EXERCISE GOAL — Where a line holds the word "Advance", copy that line.

EXTRACTED INFORMATION —

>> begin

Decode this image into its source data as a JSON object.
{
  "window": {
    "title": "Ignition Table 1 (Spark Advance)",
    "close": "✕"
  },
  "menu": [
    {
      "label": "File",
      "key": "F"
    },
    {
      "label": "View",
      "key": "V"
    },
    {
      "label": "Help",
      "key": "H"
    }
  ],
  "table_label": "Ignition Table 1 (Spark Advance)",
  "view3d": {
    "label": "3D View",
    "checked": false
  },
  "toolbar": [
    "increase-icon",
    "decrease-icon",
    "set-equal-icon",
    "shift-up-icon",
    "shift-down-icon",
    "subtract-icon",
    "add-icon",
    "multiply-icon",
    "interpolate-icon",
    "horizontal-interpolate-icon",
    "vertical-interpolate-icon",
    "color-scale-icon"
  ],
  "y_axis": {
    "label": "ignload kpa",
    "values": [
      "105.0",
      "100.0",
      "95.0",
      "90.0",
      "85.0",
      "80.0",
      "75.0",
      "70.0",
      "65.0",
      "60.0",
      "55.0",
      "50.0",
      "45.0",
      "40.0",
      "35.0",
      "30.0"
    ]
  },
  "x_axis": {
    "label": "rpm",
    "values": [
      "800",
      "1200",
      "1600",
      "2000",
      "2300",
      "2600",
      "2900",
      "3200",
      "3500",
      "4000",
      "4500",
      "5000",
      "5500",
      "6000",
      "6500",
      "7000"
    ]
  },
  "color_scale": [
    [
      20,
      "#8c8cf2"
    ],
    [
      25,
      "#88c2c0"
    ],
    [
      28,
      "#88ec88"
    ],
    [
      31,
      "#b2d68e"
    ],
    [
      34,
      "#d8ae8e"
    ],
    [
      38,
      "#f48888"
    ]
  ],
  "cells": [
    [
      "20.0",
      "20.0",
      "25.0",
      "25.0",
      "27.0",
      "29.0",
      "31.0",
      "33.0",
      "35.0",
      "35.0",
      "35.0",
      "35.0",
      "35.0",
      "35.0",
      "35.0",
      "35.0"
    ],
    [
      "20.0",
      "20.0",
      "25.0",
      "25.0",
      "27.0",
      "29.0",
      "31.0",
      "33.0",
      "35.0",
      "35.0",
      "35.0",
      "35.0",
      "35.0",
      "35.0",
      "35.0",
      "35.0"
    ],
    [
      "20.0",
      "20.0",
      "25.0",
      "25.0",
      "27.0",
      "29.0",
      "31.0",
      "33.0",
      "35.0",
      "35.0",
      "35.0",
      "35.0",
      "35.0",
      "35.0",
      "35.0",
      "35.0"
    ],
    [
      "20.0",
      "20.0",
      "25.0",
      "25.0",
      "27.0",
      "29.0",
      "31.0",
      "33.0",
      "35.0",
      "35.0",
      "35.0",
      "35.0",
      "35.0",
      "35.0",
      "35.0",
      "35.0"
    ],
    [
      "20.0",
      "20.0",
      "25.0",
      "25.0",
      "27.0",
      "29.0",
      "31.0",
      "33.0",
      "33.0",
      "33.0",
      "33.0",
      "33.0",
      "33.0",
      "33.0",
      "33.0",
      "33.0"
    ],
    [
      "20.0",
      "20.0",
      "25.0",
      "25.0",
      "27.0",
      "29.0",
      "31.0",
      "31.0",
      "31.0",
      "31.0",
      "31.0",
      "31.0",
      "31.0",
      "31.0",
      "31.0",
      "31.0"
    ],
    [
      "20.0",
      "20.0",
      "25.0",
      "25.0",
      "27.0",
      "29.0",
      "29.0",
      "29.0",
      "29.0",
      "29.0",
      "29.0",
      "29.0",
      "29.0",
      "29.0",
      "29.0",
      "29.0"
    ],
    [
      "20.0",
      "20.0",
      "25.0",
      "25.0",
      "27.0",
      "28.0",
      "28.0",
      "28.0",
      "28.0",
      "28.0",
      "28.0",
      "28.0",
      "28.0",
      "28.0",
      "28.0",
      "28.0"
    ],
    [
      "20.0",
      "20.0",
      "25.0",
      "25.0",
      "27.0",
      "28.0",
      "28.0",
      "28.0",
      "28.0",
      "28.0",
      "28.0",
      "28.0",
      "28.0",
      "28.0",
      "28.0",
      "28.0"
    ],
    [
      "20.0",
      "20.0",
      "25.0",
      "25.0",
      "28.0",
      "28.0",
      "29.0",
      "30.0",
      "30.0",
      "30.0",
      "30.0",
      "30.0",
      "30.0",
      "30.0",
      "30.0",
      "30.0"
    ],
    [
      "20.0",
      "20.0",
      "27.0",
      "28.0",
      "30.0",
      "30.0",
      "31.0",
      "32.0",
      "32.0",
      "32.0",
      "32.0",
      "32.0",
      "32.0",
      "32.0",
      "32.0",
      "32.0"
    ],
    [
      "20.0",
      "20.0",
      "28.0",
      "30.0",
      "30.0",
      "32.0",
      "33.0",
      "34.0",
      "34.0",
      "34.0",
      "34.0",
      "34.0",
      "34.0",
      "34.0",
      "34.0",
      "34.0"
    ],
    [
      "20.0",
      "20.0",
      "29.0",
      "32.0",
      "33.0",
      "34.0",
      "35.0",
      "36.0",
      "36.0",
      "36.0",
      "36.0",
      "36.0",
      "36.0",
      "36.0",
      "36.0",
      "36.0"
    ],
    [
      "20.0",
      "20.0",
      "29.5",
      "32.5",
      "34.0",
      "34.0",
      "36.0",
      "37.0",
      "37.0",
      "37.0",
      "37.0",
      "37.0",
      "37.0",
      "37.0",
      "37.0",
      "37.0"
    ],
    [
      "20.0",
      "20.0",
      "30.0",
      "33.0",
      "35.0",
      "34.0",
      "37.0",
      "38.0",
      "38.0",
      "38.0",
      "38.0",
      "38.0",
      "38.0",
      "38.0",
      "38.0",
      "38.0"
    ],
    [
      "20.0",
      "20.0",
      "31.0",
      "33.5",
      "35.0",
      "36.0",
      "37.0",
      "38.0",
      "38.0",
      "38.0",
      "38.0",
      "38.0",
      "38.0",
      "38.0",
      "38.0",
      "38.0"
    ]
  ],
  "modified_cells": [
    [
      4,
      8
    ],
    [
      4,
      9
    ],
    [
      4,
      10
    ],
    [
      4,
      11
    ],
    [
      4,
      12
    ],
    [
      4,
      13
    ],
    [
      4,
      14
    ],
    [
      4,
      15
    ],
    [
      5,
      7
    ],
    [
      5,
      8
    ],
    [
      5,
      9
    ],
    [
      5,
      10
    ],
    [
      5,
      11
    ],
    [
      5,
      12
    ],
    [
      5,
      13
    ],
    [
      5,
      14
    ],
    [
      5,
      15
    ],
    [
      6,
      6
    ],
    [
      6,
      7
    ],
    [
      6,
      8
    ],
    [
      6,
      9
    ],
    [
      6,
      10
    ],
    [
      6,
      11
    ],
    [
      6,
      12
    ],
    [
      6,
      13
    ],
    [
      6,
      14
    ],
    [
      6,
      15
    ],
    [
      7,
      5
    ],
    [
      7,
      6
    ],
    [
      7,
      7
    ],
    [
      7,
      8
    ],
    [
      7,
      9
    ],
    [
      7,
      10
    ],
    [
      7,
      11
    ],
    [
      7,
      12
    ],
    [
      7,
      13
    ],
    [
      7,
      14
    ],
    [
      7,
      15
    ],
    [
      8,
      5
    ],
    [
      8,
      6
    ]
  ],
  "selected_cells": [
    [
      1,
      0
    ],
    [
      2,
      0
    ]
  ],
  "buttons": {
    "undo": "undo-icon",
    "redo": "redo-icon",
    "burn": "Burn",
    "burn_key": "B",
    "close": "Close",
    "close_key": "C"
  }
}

>> end

OUTPUT BELOW —
    "title": "Ignition Table 1 (Spark Advance)",
  "table_label": "Ignition Table 1 (Spark Advance)",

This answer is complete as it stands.